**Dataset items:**
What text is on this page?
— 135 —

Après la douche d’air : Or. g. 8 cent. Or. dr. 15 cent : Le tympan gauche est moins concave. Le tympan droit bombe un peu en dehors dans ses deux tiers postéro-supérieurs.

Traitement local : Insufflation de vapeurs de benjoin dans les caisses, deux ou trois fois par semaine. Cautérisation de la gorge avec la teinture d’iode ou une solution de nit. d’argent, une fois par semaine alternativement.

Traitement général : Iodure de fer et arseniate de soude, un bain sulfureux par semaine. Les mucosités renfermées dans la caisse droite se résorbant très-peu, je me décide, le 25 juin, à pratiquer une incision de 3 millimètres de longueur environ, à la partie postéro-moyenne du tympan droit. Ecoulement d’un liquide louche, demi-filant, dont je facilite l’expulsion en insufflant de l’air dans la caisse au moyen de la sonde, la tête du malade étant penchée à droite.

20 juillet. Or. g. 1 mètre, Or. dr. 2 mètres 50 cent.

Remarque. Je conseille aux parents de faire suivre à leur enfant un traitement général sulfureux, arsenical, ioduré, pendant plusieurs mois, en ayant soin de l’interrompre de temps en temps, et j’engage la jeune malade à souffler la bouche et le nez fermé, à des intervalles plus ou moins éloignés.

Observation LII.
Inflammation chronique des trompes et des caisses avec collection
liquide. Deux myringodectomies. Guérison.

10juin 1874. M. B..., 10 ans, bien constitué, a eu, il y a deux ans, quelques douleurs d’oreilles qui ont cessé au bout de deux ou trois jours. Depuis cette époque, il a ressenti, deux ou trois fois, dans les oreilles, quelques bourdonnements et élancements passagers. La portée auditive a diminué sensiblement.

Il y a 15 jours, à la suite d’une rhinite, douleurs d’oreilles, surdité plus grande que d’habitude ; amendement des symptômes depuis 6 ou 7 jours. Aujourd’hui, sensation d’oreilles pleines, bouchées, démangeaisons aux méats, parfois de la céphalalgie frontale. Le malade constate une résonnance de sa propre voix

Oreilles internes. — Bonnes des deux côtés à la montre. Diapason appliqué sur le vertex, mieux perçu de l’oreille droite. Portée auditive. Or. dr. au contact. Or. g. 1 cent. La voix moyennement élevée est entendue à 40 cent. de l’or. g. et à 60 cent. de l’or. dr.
...
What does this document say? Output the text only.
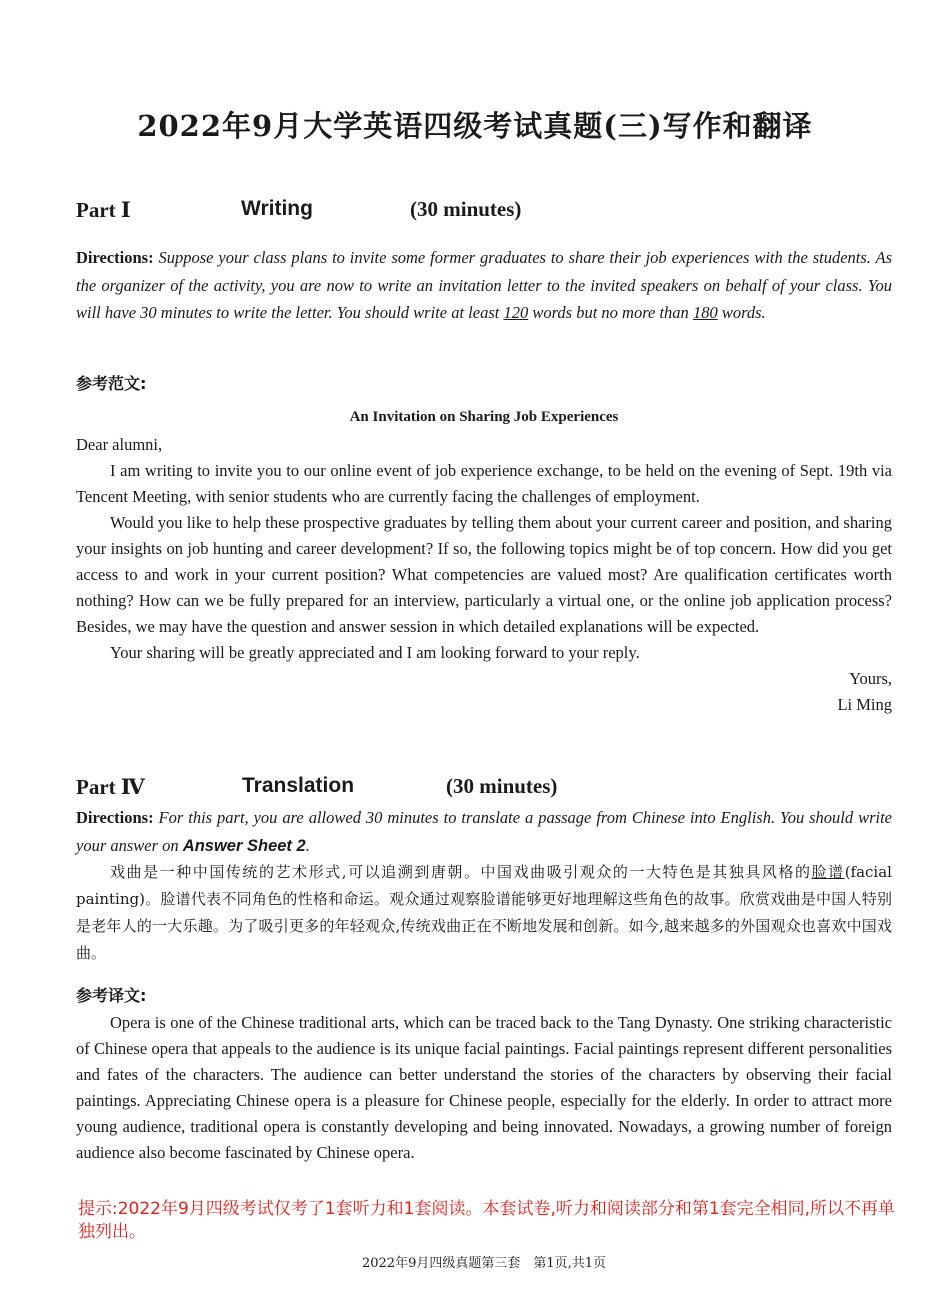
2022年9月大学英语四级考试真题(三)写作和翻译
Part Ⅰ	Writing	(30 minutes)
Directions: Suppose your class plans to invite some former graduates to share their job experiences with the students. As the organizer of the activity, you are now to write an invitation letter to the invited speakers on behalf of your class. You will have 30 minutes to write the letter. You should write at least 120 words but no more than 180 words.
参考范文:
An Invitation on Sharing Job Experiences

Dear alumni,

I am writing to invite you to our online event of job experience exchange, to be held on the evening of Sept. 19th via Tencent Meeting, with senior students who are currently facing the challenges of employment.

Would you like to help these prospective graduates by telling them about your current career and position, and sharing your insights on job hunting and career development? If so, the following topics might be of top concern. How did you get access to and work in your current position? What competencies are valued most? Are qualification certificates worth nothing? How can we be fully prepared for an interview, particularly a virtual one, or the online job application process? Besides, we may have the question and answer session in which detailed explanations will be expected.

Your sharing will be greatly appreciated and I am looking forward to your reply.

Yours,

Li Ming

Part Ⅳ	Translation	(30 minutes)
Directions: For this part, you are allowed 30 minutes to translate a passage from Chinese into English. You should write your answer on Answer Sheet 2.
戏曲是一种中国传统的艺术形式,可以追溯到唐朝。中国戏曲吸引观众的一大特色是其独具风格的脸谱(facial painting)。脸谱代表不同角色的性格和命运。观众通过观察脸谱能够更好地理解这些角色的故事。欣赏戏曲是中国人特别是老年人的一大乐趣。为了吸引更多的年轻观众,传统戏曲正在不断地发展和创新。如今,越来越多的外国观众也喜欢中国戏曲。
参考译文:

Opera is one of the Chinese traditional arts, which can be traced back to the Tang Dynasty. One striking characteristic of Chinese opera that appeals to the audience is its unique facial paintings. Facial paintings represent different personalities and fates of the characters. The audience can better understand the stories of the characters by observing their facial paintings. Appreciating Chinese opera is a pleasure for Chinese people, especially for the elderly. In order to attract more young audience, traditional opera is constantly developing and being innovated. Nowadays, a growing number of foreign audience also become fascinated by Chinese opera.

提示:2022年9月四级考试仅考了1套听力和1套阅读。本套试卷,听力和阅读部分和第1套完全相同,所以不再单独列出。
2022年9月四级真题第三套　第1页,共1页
--
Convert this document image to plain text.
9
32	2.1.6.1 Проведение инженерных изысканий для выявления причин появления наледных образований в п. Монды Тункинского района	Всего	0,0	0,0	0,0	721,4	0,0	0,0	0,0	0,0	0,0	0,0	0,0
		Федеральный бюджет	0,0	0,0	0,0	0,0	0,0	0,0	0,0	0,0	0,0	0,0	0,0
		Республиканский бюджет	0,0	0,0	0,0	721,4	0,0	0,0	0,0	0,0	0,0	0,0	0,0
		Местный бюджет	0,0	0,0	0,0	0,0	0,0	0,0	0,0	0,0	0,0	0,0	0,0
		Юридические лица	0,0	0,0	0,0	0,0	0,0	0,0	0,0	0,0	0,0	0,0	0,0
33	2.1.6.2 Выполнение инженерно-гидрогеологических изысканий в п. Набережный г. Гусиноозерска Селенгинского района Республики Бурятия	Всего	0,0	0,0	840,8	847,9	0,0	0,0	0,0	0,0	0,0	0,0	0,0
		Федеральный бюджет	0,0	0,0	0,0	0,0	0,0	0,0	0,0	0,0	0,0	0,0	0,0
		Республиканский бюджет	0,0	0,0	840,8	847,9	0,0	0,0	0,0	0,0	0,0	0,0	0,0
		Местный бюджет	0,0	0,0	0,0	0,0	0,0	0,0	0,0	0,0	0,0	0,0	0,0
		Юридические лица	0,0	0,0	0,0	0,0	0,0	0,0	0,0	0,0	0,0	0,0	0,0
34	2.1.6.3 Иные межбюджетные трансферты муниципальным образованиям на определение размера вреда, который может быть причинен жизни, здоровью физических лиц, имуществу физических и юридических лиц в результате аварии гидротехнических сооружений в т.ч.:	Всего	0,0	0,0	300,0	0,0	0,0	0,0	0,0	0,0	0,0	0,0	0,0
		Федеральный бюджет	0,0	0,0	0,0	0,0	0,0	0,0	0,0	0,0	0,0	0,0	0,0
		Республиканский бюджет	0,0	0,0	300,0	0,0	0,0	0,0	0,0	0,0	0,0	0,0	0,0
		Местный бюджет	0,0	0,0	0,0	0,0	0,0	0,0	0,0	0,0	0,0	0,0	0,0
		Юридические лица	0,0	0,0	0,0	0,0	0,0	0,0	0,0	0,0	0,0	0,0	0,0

**Written exercise:** Check each line above for the string "this" and show the ones that have it.

**Task answer:**
What text is on this page?
What does this document say? Output the text only.
Directions: For this part, you are allowed 30 minutes to translate a passage from Chinese into English. You should write your answer on Answer Sheet 2.
Convert this document image to plain text.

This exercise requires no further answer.